[Stored data entries]
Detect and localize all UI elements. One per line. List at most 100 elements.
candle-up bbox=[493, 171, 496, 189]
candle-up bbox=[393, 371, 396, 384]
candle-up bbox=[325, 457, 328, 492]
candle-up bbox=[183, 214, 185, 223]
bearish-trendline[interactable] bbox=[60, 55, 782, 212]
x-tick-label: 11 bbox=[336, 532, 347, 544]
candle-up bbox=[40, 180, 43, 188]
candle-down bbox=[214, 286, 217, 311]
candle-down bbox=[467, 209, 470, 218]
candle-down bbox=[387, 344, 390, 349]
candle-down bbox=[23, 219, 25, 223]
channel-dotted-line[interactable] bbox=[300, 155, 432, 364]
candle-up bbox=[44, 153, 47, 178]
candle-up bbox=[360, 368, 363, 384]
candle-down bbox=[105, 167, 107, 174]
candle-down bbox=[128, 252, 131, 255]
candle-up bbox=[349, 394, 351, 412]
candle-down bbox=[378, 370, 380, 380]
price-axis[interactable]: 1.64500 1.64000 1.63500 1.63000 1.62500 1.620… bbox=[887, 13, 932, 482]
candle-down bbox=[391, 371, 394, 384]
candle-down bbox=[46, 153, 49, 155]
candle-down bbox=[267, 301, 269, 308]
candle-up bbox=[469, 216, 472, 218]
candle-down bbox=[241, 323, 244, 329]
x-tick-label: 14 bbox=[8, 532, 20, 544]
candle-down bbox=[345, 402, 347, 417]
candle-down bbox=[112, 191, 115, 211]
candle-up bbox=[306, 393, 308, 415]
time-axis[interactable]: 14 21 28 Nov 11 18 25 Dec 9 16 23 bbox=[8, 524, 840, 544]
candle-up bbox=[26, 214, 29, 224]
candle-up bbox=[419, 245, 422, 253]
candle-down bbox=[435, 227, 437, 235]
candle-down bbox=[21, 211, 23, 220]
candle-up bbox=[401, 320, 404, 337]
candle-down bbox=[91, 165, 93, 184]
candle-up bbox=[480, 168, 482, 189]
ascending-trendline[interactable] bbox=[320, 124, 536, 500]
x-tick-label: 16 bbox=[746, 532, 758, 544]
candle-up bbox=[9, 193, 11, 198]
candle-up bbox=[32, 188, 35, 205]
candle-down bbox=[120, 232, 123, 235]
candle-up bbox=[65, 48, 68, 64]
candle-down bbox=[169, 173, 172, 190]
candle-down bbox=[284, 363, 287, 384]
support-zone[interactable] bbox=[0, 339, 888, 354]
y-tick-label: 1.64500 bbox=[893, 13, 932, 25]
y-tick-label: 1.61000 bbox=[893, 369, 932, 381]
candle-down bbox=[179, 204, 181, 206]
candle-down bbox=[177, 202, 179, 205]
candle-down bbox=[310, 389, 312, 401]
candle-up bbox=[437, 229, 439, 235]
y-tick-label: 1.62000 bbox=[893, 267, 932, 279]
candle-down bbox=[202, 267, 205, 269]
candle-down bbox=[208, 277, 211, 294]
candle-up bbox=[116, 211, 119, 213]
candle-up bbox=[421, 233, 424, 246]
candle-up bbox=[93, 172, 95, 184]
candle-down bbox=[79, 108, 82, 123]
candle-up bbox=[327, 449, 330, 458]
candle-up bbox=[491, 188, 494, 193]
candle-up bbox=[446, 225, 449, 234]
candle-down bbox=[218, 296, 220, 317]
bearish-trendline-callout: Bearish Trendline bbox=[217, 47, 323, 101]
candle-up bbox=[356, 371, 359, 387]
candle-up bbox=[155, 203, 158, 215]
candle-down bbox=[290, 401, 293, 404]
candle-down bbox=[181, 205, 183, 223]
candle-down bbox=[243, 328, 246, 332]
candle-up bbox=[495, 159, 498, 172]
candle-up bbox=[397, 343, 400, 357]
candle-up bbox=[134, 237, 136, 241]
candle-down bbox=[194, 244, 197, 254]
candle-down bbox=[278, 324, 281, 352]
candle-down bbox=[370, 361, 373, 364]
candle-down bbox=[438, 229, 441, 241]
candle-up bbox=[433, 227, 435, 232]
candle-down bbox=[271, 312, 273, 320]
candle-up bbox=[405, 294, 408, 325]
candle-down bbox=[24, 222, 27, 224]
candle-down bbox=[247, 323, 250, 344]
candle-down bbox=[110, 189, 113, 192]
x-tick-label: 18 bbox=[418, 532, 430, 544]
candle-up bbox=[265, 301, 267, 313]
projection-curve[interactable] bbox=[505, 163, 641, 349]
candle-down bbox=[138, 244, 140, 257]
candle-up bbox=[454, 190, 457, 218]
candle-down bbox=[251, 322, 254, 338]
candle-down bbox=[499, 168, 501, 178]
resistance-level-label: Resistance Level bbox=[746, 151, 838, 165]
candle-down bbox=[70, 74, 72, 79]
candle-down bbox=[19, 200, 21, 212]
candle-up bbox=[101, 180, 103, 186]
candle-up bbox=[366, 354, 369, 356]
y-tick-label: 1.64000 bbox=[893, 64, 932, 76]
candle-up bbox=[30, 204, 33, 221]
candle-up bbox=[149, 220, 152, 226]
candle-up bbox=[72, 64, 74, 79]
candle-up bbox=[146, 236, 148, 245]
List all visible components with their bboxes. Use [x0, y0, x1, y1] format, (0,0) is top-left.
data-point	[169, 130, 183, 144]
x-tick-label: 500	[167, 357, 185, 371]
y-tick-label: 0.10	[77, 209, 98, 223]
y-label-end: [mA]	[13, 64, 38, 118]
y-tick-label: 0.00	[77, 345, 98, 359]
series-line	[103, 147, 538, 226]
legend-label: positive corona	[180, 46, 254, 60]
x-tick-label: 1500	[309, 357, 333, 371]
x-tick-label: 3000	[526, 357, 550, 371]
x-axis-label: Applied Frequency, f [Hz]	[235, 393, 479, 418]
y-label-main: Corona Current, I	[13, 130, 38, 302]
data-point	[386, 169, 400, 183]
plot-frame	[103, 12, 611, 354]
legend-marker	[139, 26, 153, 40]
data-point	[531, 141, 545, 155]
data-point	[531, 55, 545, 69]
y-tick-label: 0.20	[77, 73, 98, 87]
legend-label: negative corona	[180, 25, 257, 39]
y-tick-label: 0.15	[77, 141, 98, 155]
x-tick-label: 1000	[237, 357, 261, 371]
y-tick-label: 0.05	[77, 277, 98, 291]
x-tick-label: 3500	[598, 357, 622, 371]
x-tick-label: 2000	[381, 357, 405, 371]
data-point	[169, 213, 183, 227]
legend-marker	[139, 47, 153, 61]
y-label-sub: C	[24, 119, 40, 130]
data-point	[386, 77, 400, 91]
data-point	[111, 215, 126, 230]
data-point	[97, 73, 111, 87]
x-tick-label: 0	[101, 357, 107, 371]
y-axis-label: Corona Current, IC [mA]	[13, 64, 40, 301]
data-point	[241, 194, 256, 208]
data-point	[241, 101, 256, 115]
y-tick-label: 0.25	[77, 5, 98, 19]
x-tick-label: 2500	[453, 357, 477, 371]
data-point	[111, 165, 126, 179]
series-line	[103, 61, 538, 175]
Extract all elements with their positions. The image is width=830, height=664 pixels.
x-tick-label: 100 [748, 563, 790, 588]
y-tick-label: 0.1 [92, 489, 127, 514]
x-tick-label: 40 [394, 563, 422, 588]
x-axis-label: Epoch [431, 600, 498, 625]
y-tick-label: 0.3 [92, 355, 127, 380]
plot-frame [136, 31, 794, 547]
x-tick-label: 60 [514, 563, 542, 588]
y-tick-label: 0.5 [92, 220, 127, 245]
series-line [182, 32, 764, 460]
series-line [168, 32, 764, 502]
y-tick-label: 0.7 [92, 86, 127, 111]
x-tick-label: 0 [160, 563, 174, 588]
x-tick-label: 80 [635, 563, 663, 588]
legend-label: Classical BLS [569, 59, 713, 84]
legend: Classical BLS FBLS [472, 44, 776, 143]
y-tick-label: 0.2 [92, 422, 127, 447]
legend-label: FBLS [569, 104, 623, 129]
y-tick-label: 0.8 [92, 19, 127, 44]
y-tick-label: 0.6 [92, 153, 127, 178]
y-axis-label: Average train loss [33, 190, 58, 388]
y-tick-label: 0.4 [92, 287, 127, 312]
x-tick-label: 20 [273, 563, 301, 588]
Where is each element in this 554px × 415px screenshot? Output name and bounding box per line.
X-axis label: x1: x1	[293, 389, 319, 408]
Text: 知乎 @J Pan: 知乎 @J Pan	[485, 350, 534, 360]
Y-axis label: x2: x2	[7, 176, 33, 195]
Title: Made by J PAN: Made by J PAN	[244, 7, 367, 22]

* Written task
Copy the material word for word, from its first line down to and including the line containing "candle-up bbox=[44, 153, 47, 178]".

* Solved exercise
Detect and localize all UI elements. One per line. List at most 100 elements.
candle-up bbox=[493, 171, 496, 189]
candle-up bbox=[393, 371, 396, 384]
candle-up bbox=[325, 457, 328, 492]
candle-up bbox=[183, 214, 185, 223]
bearish-trendline[interactable] bbox=[60, 55, 782, 212]
x-tick-label: 11 bbox=[336, 532, 347, 544]
candle-up bbox=[40, 180, 43, 188]
candle-down bbox=[214, 286, 217, 311]
candle-down bbox=[467, 209, 470, 218]
candle-down bbox=[387, 344, 390, 349]
candle-down bbox=[23, 219, 25, 223]
channel-dotted-line[interactable] bbox=[300, 155, 432, 364]
candle-up bbox=[44, 153, 47, 178]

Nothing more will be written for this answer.